:: Stated task ::
Extract every line of the material below and reproduce it faithfully.

++++ Listed entries

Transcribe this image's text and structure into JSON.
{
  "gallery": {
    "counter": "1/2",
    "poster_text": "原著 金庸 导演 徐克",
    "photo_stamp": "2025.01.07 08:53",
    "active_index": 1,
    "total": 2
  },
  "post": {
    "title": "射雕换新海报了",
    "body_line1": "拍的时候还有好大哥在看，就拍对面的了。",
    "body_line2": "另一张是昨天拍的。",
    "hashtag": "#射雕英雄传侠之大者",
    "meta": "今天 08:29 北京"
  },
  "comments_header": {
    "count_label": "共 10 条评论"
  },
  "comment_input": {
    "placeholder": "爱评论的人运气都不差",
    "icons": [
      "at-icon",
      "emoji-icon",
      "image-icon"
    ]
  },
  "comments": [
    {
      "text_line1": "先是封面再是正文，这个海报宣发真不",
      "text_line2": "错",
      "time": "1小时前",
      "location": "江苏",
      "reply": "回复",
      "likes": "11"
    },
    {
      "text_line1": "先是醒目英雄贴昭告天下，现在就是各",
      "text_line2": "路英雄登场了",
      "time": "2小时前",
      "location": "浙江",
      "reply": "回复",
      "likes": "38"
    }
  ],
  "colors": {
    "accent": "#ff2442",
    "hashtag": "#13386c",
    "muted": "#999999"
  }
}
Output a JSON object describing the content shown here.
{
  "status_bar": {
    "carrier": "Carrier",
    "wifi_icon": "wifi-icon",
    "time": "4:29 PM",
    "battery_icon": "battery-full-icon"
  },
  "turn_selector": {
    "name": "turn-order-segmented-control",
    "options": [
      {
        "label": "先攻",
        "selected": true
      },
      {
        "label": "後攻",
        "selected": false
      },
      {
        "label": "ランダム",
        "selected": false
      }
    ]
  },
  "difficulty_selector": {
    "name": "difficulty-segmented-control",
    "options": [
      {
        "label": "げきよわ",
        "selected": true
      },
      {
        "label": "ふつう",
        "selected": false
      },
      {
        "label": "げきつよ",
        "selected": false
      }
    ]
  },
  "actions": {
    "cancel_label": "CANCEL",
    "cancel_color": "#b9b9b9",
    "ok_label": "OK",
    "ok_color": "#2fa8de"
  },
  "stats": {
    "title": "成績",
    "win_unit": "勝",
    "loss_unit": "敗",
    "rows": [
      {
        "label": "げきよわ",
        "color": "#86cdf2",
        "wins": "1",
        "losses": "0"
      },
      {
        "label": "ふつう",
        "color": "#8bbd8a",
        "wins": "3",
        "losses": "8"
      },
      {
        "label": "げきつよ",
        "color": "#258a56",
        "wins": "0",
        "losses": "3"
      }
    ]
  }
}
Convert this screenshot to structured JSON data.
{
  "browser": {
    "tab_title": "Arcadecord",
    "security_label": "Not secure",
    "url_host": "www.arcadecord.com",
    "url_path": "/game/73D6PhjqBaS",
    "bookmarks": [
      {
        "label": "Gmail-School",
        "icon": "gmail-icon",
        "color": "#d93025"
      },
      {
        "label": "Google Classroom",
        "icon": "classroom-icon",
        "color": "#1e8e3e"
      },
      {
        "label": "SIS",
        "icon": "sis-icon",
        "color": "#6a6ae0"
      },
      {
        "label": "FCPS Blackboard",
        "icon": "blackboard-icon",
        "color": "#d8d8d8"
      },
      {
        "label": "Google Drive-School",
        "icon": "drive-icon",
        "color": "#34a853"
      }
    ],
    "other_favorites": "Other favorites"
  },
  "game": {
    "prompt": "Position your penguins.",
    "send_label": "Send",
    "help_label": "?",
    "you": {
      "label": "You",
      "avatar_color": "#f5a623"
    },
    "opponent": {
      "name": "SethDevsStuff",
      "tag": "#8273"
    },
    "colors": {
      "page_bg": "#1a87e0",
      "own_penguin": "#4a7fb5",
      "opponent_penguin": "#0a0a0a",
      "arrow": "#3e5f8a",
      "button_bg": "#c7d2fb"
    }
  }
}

++++++++

:: Result of the exercise ::
Transcribe this image's text and structure into JSON.
{
  "gallery": {
    "counter": "1/2",
    "poster_text": "原著 金庸 导演 徐克",
    "photo_stamp": "2025.01.07 08:53",
    "active_index": 1,
    "total": 2
  },
  "post": {
    "title": "射雕换新海报了",
    "body_line1": "拍的时候还有好大哥在看，就拍对面的了。",
    "body_line2": "另一张是昨天拍的。",
    "hashtag": "#射雕英雄传侠之大者",
    "meta": "今天 08:29 北京"
  },
  "comments_header": {
    "count_label": "共 10 条评论"
  },
  "comment_input": {
    "placeholder": "爱评论的人运气都不差",
    "icons": [
      "at-icon",
      "emoji-icon",
      "image-icon"
    ]
  },
  "comments": [
    {
      "text_line1": "先是封面再是正文，这个海报宣发真不",
      "text_line2": "错",
      "time": "1小时前",
      "location": "江苏",
      "reply": "回复",
      "likes": "11"
    },
    {
      "text_line1": "先是醒目英雄贴昭告天下，现在就是各",
      "text_line2": "路英雄登场了",
      "time": "2小时前",
      "location": "浙江",
      "reply": "回复",
      "likes": "38"
    }
  ],
  "colors": {
    "accent": "#ff2442",
    "hashtag": "#13386c",
    "muted": "#999999"
  }
}
Output a JSON object describing the content shown here.
{
  "status_bar": {
    "carrier": "Carrier",
    "wifi_icon": "wifi-icon",
    "time": "4:29 PM",
    "battery_icon": "battery-full-icon"
  },
  "turn_selector": {
    "name": "turn-order-segmented-control",
    "options": [
      {
        "label": "先攻",
        "selected": true
      },
      {
        "label": "後攻",
        "selected": false
      },
      {
        "label": "ランダム",
        "selected": false
      }
    ]
  },
  "difficulty_selector": {
    "name": "difficulty-segmented-control",
    "options": [
      {
        "label": "げきよわ",
        "selected": true
      },
      {
        "label": "ふつう",
        "selected": false
      },
      {
        "label": "げきつよ",
        "selected": false
      }
    ]
  },
  "actions": {
    "cancel_label": "CANCEL",
    "cancel_color": "#b9b9b9",
    "ok_label": "OK",
    "ok_color": "#2fa8de"
  },
  "stats": {
    "title": "成績",
    "win_unit": "勝",
    "loss_unit": "敗",
    "rows": [
      {
        "label": "げきよわ",
        "color": "#86cdf2",
        "wins": "1",
        "losses": "0"
      },
      {
        "label": "ふつう",
        "color": "#8bbd8a",
        "wins": "3",
        "losses": "8"
      },
      {
        "label": "げきつよ",
        "color": "#258a56",
        "wins": "0",
        "losses": "3"
      }
    ]
  }
}
Convert this screenshot to structured JSON data.
{
  "browser": {
    "tab_title": "Arcadecord",
    "security_label": "Not secure",
    "url_host": "www.arcadecord.com",
    "url_path": "/game/73D6PhjqBaS",
    "bookmarks": [
      {
        "label": "Gmail-School",
        "icon": "gmail-icon",
        "color": "#d93025"
      },
      {
        "label": "Google Classroom",
        "icon": "classroom-icon",
        "color": "#1e8e3e"
      },
      {
        "label": "SIS",
        "icon": "sis-icon",
        "color": "#6a6ae0"
      },
      {
        "label": "FCPS Blackboard",
        "icon": "blackboard-icon",
        "color": "#d8d8d8"
      },
      {
        "label": "Google Drive-School",
        "icon": "drive-icon",
        "color": "#34a853"
      }
    ],
    "other_favorites": "Other favorites"
  },
  "game": {
    "prompt": "Position your penguins.",
    "send_label": "Send",
    "help_label": "?",
    "you": {
      "label": "You",
      "avatar_color": "#f5a623"
    },
    "opponent": {
      "name": "SethDevsStuff",
      "tag": "#8273"
    },
    "colors": {
      "page_bg": "#1a87e0",
      "own_penguin": "#4a7fb5",
      "opponent_penguin": "#0a0a0a",
      "arrow": "#3e5f8a",
      "button_bg": "#c7d2fb"
    }
  }
}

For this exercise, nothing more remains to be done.